**Task statement:** Copy out each line featuring the string "juga" from the entries beneath.

**Stored records:**
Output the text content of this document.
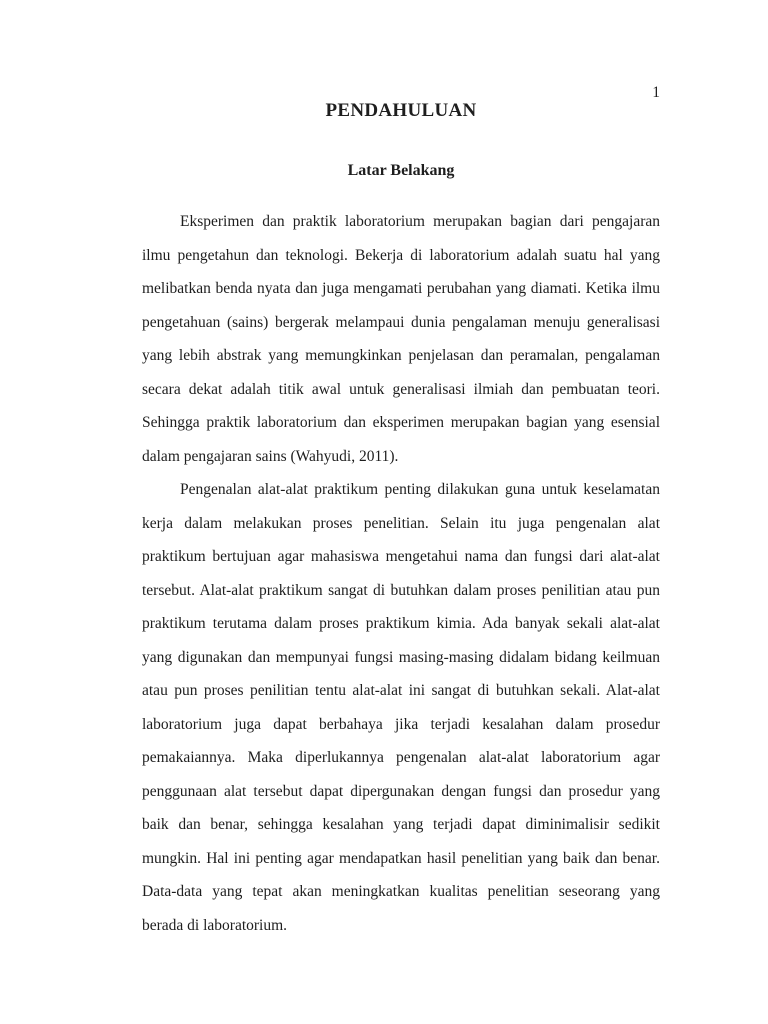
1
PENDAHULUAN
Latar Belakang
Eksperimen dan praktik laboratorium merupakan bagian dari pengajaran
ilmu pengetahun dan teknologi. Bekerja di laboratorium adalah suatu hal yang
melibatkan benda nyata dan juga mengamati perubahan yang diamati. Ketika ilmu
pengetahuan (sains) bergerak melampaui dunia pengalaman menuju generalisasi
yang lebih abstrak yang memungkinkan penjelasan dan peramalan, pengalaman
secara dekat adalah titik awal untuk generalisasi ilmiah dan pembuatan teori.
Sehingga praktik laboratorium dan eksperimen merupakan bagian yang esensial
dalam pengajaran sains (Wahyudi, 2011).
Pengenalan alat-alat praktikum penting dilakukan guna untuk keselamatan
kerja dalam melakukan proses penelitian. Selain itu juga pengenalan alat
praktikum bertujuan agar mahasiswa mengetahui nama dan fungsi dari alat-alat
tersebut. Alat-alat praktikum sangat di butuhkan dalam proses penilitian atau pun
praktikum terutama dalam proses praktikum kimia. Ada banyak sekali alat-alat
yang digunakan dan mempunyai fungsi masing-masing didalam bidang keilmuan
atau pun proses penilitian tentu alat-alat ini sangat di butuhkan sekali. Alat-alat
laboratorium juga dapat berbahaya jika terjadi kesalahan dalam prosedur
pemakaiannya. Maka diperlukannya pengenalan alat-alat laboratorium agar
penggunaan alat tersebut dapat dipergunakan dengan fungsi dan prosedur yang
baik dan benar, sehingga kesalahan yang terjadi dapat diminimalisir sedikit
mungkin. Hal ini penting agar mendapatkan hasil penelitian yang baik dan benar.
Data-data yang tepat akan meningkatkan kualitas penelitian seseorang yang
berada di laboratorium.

...

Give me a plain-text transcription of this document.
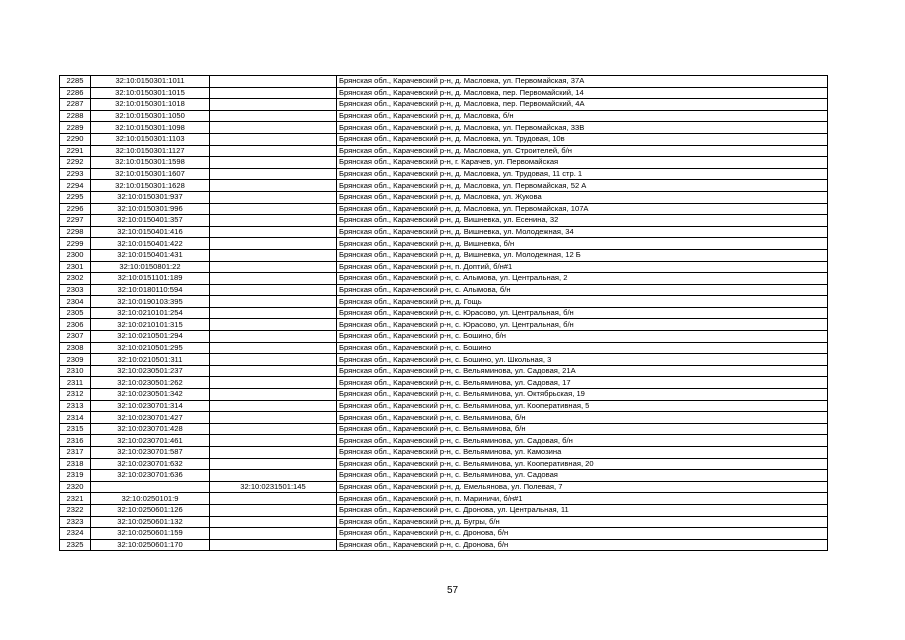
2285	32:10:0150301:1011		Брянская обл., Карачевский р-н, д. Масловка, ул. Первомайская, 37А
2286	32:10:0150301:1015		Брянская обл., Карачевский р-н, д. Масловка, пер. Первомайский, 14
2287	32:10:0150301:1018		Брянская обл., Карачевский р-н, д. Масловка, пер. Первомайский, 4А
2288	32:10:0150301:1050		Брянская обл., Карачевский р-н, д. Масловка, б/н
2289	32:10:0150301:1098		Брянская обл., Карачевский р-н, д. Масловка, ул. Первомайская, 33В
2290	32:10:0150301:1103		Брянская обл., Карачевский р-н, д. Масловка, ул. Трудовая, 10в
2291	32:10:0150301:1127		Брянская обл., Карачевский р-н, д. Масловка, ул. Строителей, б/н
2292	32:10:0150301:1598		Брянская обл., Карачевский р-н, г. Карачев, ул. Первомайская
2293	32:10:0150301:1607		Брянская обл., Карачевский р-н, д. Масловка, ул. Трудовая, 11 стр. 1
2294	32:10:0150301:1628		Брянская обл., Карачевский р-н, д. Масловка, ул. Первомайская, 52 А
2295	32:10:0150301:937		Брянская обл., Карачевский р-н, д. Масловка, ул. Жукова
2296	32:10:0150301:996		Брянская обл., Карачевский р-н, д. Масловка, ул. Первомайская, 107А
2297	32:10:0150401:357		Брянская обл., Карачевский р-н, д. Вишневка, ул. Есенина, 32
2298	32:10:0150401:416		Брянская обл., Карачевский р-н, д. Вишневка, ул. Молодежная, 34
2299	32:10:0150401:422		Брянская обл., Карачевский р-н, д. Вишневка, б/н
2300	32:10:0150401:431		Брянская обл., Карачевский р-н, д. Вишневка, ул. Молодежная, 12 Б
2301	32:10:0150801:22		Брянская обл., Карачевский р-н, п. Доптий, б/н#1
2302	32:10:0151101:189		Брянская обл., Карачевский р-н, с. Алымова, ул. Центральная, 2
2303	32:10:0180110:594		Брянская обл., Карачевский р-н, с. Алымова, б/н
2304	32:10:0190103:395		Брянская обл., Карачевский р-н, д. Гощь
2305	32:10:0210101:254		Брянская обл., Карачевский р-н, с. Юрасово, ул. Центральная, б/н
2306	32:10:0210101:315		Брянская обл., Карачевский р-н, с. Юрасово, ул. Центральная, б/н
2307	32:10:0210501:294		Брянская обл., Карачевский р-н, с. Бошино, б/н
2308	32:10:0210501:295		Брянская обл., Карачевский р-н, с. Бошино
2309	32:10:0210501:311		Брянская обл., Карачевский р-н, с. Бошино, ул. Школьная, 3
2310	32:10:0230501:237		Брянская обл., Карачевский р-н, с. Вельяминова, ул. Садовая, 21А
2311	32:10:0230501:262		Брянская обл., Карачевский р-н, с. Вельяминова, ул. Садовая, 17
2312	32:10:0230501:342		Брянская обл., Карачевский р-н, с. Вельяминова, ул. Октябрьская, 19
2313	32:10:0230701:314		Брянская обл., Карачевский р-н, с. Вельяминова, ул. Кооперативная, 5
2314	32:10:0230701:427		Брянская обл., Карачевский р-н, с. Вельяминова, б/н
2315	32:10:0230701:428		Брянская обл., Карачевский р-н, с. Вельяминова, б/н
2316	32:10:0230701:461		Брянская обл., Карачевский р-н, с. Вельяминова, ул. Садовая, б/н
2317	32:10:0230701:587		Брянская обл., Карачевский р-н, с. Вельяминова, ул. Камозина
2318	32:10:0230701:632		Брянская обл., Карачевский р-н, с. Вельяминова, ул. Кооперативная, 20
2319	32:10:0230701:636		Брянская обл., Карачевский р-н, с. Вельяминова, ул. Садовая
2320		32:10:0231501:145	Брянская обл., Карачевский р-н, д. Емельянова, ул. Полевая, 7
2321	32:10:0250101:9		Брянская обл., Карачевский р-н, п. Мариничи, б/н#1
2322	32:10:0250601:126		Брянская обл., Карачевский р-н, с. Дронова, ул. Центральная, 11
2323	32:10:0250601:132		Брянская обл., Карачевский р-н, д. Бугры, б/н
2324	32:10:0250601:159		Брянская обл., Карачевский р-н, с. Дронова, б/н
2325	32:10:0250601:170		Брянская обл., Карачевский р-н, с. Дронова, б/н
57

**Reply:**
melibatkan benda nyata dan juga mengamati perubahan yang diamati. Ketika ilmu
kerja dalam melakukan proses penelitian. Selain itu juga pengenalan alat
laboratorium juga dapat berbahaya jika terjadi kesalahan dalam prosedur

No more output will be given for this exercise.